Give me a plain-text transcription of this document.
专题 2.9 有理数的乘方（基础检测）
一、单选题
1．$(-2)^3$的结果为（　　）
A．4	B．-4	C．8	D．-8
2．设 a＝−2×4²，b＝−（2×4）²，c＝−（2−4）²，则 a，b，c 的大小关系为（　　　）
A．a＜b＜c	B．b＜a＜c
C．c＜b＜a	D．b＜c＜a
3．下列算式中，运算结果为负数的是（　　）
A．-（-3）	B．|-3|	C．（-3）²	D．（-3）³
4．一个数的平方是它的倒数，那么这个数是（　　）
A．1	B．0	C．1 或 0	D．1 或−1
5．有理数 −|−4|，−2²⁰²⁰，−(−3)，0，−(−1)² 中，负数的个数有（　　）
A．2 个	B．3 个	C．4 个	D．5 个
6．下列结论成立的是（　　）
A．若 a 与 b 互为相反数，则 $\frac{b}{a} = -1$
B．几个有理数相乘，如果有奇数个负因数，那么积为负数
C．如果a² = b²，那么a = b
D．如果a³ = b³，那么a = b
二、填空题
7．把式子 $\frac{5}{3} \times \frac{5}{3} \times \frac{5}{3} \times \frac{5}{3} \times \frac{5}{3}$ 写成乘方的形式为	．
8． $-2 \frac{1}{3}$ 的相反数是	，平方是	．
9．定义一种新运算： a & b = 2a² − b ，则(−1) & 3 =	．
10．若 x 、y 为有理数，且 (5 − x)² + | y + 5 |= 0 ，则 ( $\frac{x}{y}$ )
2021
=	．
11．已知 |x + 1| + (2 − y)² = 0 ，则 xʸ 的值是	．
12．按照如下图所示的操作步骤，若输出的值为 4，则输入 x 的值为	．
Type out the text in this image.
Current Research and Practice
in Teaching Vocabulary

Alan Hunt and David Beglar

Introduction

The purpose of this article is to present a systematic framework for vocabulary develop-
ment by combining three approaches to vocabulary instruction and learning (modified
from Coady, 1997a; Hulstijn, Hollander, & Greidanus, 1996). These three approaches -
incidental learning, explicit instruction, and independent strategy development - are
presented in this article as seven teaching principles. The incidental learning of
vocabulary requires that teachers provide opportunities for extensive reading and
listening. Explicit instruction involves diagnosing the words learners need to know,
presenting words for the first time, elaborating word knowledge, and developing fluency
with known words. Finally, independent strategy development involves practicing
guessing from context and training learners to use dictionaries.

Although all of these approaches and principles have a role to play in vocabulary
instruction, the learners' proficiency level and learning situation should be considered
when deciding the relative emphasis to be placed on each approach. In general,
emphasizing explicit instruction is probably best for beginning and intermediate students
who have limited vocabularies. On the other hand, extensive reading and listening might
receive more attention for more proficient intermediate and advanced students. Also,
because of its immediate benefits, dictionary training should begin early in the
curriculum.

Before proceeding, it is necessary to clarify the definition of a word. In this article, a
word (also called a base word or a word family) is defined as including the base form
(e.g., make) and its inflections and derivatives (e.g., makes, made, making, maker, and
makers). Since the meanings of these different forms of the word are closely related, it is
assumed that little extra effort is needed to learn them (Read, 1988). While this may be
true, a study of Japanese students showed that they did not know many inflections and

* * * * * * *

[Exercise requirements]: Find the word "from" in the data and copy out each line where it turns up.

[Output of the exercise]:
from Coady, 1997a; Hulstijn, Hollander, & Greidanus, 1996). These three approaches -
guessing from context and training learners to use dictionaries.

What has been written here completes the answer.